» **AIM OF THE EXERCISE**: Output the material below in its entirety, exactly as given.
___ AVAILABLE RECORDS ___
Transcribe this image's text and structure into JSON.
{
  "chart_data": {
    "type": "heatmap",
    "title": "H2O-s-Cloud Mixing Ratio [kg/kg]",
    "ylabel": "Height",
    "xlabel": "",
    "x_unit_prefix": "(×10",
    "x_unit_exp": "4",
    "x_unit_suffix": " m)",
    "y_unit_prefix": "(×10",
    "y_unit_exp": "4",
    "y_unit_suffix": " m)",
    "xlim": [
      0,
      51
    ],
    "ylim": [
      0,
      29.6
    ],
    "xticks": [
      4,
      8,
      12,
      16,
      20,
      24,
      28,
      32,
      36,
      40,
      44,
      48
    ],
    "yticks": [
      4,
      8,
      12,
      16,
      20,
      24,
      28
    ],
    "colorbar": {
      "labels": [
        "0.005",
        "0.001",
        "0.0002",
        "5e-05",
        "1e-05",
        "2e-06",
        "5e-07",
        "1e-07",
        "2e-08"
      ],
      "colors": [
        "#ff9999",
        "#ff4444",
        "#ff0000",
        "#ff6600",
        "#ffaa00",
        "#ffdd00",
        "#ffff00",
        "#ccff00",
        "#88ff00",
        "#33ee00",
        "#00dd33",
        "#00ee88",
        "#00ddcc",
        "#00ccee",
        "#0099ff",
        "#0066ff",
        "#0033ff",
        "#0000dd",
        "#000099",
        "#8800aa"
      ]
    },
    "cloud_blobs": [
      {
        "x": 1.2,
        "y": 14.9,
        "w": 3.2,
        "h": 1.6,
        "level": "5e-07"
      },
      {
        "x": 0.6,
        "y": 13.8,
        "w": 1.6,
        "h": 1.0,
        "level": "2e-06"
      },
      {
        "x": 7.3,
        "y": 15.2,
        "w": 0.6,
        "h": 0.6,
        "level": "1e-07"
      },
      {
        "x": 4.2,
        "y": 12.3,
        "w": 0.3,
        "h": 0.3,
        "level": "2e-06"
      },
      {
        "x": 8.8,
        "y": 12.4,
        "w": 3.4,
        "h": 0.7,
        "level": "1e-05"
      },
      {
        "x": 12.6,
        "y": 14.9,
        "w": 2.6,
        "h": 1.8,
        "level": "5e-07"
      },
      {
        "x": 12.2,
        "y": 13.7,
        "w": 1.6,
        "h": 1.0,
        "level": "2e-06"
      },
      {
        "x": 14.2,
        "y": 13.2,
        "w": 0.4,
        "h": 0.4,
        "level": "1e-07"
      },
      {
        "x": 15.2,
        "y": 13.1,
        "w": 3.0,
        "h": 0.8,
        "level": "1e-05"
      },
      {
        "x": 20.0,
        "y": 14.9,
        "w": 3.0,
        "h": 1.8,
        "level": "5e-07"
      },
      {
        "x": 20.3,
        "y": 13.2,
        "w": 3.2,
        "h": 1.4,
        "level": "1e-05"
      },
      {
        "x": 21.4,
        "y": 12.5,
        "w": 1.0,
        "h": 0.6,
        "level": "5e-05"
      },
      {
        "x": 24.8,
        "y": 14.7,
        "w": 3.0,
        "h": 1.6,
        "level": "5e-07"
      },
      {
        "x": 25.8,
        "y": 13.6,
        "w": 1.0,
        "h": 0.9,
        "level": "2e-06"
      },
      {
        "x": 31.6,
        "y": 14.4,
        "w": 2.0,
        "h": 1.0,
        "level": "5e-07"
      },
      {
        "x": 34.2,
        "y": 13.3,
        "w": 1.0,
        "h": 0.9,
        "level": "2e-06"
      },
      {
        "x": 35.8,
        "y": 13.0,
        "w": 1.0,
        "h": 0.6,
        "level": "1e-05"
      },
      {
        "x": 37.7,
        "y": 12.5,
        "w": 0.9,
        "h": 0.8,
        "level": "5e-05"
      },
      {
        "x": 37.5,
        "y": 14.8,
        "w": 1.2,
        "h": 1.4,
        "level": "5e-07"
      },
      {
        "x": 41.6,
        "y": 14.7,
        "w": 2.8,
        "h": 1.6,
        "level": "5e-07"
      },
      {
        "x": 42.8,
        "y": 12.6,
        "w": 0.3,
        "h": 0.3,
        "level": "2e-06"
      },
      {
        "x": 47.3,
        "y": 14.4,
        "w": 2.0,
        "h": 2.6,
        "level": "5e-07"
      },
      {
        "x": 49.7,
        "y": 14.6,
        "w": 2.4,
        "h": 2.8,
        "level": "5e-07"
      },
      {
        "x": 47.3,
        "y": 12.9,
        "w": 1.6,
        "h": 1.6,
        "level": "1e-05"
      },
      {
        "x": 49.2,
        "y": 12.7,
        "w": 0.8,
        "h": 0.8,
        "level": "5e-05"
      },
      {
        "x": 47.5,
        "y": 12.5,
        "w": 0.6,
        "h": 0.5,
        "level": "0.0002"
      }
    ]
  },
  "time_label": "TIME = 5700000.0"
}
___
» **TASK SOLUTION**:
Transcribe this image's text and structure into JSON.
{
  "chart_data": {
    "type": "heatmap",
    "title": "H2O-s-Cloud Mixing Ratio [kg/kg]",
    "ylabel": "Height",
    "xlabel": "",
    "x_unit_prefix": "(×10",
    "x_unit_exp": "4",
    "x_unit_suffix": " m)",
    "y_unit_prefix": "(×10",
    "y_unit_exp": "4",
    "y_unit_suffix": " m)",
    "xlim": [
      0,
      51
    ],
    "ylim": [
      0,
      29.6
    ],
    "xticks": [
      4,
      8,
      12,
      16,
      20,
      24,
      28,
      32,
      36,
      40,
      44,
      48
    ],
    "yticks": [
      4,
      8,
      12,
      16,
      20,
      24,
      28
    ],
    "colorbar": {
      "labels": [
        "0.005",
        "0.001",
        "0.0002",
        "5e-05",
        "1e-05",
        "2e-06",
        "5e-07",
        "1e-07",
        "2e-08"
      ],
      "colors": [
        "#ff9999",
        "#ff4444",
        "#ff0000",
        "#ff6600",
        "#ffaa00",
        "#ffdd00",
        "#ffff00",
        "#ccff00",
        "#88ff00",
        "#33ee00",
        "#00dd33",
        "#00ee88",
        "#00ddcc",
        "#00ccee",
        "#0099ff",
        "#0066ff",
        "#0033ff",
        "#0000dd",
        "#000099",
        "#8800aa"
      ]
    },
    "cloud_blobs": [
      {
        "x": 1.2,
        "y": 14.9,
        "w": 3.2,
        "h": 1.6,
        "level": "5e-07"
      },
      {
        "x": 0.6,
        "y": 13.8,
        "w": 1.6,
        "h": 1.0,
        "level": "2e-06"
      },
      {
        "x": 7.3,
        "y": 15.2,
        "w": 0.6,
        "h": 0.6,
        "level": "1e-07"
      },
      {
        "x": 4.2,
        "y": 12.3,
        "w": 0.3,
        "h": 0.3,
        "level": "2e-06"
      },
      {
        "x": 8.8,
        "y": 12.4,
        "w": 3.4,
        "h": 0.7,
        "level": "1e-05"
      },
      {
        "x": 12.6,
        "y": 14.9,
        "w": 2.6,
        "h": 1.8,
        "level": "5e-07"
      },
      {
        "x": 12.2,
        "y": 13.7,
        "w": 1.6,
        "h": 1.0,
        "level": "2e-06"
      },
      {
        "x": 14.2,
        "y": 13.2,
        "w": 0.4,
        "h": 0.4,
        "level": "1e-07"
      },
      {
        "x": 15.2,
        "y": 13.1,
        "w": 3.0,
        "h": 0.8,
        "level": "1e-05"
      },
      {
        "x": 20.0,
        "y": 14.9,
        "w": 3.0,
        "h": 1.8,
        "level": "5e-07"
      },
      {
        "x": 20.3,
        "y": 13.2,
        "w": 3.2,
        "h": 1.4,
        "level": "1e-05"
      },
      {
        "x": 21.4,
        "y": 12.5,
        "w": 1.0,
        "h": 0.6,
        "level": "5e-05"
      },
      {
        "x": 24.8,
        "y": 14.7,
        "w": 3.0,
        "h": 1.6,
        "level": "5e-07"
      },
      {
        "x": 25.8,
        "y": 13.6,
        "w": 1.0,
        "h": 0.9,
        "level": "2e-06"
      },
      {
        "x": 31.6,
        "y": 14.4,
        "w": 2.0,
        "h": 1.0,
        "level": "5e-07"
      },
      {
        "x": 34.2,
        "y": 13.3,
        "w": 1.0,
        "h": 0.9,
        "level": "2e-06"
      },
      {
        "x": 35.8,
        "y": 13.0,
        "w": 1.0,
        "h": 0.6,
        "level": "1e-05"
      },
      {
        "x": 37.7,
        "y": 12.5,
        "w": 0.9,
        "h": 0.8,
        "level": "5e-05"
      },
      {
        "x": 37.5,
        "y": 14.8,
        "w": 1.2,
        "h": 1.4,
        "level": "5e-07"
      },
      {
        "x": 41.6,
        "y": 14.7,
        "w": 2.8,
        "h": 1.6,
        "level": "5e-07"
      },
      {
        "x": 42.8,
        "y": 12.6,
        "w": 0.3,
        "h": 0.3,
        "level": "2e-06"
      },
      {
        "x": 47.3,
        "y": 14.4,
        "w": 2.0,
        "h": 2.6,
        "level": "5e-07"
      },
      {
        "x": 49.7,
        "y": 14.6,
        "w": 2.4,
        "h": 2.8,
        "level": "5e-07"
      },
      {
        "x": 47.3,
        "y": 12.9,
        "w": 1.6,
        "h": 1.6,
        "level": "1e-05"
      },
      {
        "x": 49.2,
        "y": 12.7,
        "w": 0.8,
        "h": 0.8,
        "level": "5e-05"
      },
      {
        "x": 47.5,
        "y": 12.5,
        "w": 0.6,
        "h": 0.5,
        "level": "0.0002"
      }
    ]
  },
  "time_label": "TIME = 5700000.0"
}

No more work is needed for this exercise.